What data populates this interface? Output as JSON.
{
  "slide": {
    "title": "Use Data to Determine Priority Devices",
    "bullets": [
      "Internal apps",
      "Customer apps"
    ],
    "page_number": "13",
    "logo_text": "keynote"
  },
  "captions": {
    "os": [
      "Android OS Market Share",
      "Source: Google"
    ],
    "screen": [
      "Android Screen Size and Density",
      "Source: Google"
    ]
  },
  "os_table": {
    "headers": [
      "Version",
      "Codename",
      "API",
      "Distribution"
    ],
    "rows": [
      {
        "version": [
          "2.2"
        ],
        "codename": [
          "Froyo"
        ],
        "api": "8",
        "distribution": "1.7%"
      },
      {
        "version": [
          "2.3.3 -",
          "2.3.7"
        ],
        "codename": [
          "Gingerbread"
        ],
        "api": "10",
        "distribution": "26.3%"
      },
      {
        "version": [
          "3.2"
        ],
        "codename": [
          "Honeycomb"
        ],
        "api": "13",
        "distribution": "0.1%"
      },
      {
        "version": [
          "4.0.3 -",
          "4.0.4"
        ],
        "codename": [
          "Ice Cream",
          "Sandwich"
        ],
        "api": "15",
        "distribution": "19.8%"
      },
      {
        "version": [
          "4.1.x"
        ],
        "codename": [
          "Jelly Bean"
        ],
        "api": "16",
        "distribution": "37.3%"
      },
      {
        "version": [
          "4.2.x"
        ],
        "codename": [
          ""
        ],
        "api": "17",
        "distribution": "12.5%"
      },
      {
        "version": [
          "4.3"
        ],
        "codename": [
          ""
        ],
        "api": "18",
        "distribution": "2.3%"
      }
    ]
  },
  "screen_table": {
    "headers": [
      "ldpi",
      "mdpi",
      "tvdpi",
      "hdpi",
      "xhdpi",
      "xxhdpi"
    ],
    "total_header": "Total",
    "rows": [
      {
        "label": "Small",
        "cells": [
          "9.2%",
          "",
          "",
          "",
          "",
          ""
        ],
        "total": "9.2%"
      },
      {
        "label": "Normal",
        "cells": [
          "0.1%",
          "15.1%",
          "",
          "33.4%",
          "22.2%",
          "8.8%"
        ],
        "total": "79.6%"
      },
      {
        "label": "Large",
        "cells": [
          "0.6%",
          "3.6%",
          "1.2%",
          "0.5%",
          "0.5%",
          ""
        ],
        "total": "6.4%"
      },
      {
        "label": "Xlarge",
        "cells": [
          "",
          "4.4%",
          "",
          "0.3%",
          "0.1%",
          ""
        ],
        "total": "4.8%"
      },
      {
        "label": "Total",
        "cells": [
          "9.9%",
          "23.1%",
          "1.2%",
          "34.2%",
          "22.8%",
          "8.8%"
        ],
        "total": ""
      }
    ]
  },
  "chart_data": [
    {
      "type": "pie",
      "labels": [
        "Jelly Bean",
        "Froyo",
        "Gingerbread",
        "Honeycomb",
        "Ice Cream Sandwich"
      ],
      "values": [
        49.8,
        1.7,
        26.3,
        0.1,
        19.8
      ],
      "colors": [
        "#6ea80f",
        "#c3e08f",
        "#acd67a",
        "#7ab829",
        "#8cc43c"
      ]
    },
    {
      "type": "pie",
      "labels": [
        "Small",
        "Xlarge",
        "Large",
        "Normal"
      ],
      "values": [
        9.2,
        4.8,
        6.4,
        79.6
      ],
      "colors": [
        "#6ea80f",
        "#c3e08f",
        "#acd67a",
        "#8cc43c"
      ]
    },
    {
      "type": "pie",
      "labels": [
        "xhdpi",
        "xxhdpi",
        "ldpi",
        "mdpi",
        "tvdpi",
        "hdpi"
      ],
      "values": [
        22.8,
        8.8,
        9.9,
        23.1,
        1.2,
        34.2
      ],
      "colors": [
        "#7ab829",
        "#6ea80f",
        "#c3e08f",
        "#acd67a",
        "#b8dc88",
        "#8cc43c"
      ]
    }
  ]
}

Exercise directions » Produce an exact copy of the whole listing.

Correct output »
What data populates this interface? Output as JSON.
{
  "slide": {
    "title": "Use Data to Determine Priority Devices",
    "bullets": [
      "Internal apps",
      "Customer apps"
    ],
    "page_number": "13",
    "logo_text": "keynote"
  },
  "captions": {
    "os": [
      "Android OS Market Share",
      "Source: Google"
    ],
    "screen": [
      "Android Screen Size and Density",
      "Source: Google"
    ]
  },
  "os_table": {
    "headers": [
      "Version",
      "Codename",
      "API",
      "Distribution"
    ],
    "rows": [
      {
        "version": [
          "2.2"
        ],
        "codename": [
          "Froyo"
        ],
        "api": "8",
        "distribution": "1.7%"
      },
      {
        "version": [
          "2.3.3 -",
          "2.3.7"
        ],
        "codename": [
          "Gingerbread"
        ],
        "api": "10",
        "distribution": "26.3%"
      },
      {
        "version": [
          "3.2"
        ],
        "codename": [
          "Honeycomb"
        ],
        "api": "13",
        "distribution": "0.1%"
      },
      {
        "version": [
          "4.0.3 -",
          "4.0.4"
        ],
        "codename": [
          "Ice Cream",
          "Sandwich"
        ],
        "api": "15",
        "distribution": "19.8%"
      },
      {
        "version": [
          "4.1.x"
        ],
        "codename": [
          "Jelly Bean"
        ],
        "api": "16",
        "distribution": "37.3%"
      },
      {
        "version": [
          "4.2.x"
        ],
        "codename": [
          ""
        ],
        "api": "17",
        "distribution": "12.5%"
      },
      {
        "version": [
          "4.3"
        ],
        "codename": [
          ""
        ],
        "api": "18",
        "distribution": "2.3%"
      }
    ]
  },
  "screen_table": {
    "headers": [
      "ldpi",
      "mdpi",
      "tvdpi",
      "hdpi",
      "xhdpi",
      "xxhdpi"
    ],
    "total_header": "Total",
    "rows": [
      {
        "label": "Small",
        "cells": [
          "9.2%",
          "",
          "",
          "",
          "",
          ""
        ],
        "total": "9.2%"
      },
      {
        "label": "Normal",
        "cells": [
          "0.1%",
          "15.1%",
          "",
          "33.4%",
          "22.2%",
          "8.8%"
        ],
        "total": "79.6%"
      },
      {
        "label": "Large",
        "cells": [
          "0.6%",
          "3.6%",
          "1.2%",
          "0.5%",
          "0.5%",
          ""
        ],
        "total": "6.4%"
      },
      {
        "label": "Xlarge",
        "cells": [
          "",
          "4.4%",
          "",
          "0.3%",
          "0.1%",
          ""
        ],
        "total": "4.8%"
      },
      {
        "label": "Total",
        "cells": [
          "9.9%",
          "23.1%",
          "1.2%",
          "34.2%",
          "22.8%",
          "8.8%"
        ],
        "total": ""
      }
    ]
  },
  "chart_data": [
    {
      "type": "pie",
      "labels": [
        "Jelly Bean",
        "Froyo",
        "Gingerbread",
        "Honeycomb",
        "Ice Cream Sandwich"
      ],
      "values": [
        49.8,
        1.7,
        26.3,
        0.1,
        19.8
      ],
      "colors": [
        "#6ea80f",
        "#c3e08f",
        "#acd67a",
        "#7ab829",
        "#8cc43c"
      ]
    },
    {
      "type": "pie",
      "labels": [
        "Small",
        "Xlarge",
        "Large",
        "Normal"
      ],
      "values": [
        9.2,
        4.8,
        6.4,
        79.6
      ],
      "colors": [
        "#6ea80f",
        "#c3e08f",
        "#acd67a",
        "#8cc43c"
      ]
    },
    {
      "type": "pie",
      "labels": [
        "xhdpi",
        "xxhdpi",
        "ldpi",
        "mdpi",
        "tvdpi",
        "hdpi"
      ],
      "values": [
        22.8,
        8.8,
        9.9,
        23.1,
        1.2,
        34.2
      ],
      "colors": [
        "#7ab829",
        "#6ea80f",
        "#c3e08f",
        "#acd67a",
        "#b8dc88",
        "#8cc43c"
      ]
    }
  ]
}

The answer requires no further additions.